=== YOUR GOAL ===
Consider the records below. How many of their lines include the word "ärsyttävää"? State the number and nothing else.

(Collection entries)
──────────────────────────────

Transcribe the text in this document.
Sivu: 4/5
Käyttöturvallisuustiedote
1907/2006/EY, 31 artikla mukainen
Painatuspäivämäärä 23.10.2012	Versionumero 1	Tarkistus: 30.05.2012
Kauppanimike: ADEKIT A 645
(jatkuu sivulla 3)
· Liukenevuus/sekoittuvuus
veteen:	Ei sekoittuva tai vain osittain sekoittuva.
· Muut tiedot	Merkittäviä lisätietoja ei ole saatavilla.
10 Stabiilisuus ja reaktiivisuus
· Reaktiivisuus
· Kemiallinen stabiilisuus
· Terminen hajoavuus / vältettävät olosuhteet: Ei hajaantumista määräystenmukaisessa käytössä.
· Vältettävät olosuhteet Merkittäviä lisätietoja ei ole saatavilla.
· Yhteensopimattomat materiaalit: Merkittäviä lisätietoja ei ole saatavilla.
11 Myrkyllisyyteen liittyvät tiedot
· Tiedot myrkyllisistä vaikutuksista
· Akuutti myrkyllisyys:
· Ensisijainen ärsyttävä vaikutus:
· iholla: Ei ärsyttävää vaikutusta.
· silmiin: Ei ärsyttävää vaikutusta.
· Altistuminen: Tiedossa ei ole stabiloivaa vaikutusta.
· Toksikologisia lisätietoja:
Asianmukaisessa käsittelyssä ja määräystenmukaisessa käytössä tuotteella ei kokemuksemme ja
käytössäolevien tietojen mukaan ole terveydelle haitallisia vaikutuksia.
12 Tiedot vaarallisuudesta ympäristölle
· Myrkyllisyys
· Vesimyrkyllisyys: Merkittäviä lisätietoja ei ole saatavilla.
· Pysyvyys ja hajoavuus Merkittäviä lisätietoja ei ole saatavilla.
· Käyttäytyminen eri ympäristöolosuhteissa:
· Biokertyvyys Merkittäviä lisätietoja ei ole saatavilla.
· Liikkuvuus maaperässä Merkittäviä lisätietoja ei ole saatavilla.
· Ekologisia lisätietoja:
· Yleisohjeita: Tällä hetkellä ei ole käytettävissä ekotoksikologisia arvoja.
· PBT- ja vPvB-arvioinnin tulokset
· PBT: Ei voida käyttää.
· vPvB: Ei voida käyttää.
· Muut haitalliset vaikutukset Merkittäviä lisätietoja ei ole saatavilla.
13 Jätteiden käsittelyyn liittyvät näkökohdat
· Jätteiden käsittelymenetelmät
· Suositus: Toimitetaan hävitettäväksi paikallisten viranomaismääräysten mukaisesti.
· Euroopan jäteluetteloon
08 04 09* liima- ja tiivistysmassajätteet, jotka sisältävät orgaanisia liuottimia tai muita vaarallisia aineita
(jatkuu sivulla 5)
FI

──────────────────────────────

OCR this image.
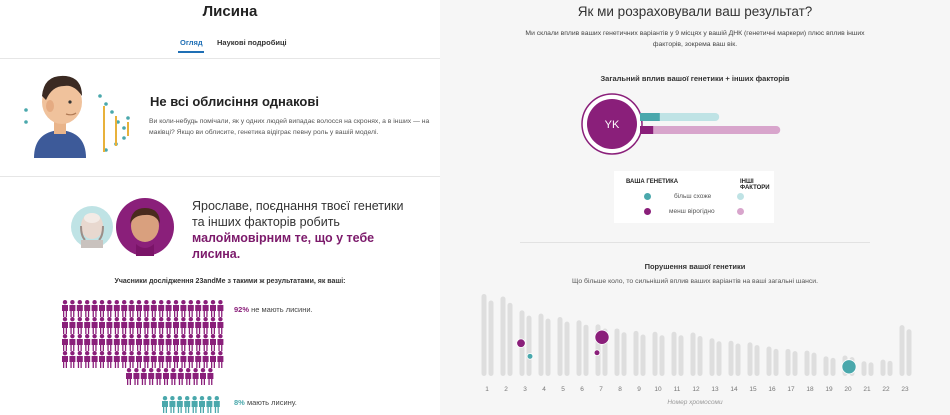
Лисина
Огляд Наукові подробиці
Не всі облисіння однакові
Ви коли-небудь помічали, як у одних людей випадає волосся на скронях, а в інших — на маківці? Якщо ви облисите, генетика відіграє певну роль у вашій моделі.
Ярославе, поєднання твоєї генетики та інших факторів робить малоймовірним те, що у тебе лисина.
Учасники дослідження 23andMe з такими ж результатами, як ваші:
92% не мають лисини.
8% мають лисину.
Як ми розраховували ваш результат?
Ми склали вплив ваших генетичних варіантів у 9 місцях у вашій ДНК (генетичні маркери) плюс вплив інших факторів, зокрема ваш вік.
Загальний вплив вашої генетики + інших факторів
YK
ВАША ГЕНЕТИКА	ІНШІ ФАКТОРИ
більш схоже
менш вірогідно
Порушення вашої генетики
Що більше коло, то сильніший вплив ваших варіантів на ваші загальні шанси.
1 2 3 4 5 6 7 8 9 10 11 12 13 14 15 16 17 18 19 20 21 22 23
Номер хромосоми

──────────────────────────────

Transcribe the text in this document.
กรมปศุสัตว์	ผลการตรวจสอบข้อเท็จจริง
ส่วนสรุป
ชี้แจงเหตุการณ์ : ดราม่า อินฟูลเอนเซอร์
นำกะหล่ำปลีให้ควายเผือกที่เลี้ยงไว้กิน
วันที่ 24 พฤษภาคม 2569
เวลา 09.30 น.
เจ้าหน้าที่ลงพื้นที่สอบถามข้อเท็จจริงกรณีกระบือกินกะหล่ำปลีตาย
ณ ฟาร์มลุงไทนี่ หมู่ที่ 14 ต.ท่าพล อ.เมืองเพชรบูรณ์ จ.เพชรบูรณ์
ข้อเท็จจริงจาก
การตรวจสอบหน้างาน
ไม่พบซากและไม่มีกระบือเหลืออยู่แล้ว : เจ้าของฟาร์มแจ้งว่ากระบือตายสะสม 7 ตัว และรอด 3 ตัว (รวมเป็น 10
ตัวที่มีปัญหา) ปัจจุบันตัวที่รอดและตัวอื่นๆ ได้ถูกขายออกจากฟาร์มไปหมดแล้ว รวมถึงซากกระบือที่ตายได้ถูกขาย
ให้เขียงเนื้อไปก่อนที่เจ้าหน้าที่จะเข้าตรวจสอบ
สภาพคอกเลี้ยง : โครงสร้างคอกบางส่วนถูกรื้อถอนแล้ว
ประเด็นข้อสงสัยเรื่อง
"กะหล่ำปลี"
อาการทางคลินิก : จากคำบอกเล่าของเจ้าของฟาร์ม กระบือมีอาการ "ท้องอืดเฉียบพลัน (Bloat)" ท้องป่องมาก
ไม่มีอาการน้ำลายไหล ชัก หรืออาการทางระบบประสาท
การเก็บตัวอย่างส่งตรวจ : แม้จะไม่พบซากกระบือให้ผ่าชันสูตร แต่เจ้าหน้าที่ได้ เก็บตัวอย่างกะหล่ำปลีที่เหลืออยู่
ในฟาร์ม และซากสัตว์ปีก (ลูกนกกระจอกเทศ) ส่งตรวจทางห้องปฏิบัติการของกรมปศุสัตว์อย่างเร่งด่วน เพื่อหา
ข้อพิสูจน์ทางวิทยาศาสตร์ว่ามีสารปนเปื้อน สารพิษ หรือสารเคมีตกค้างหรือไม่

──────────────────────────────

=== SOLUTION FOR THIS TASK ===
2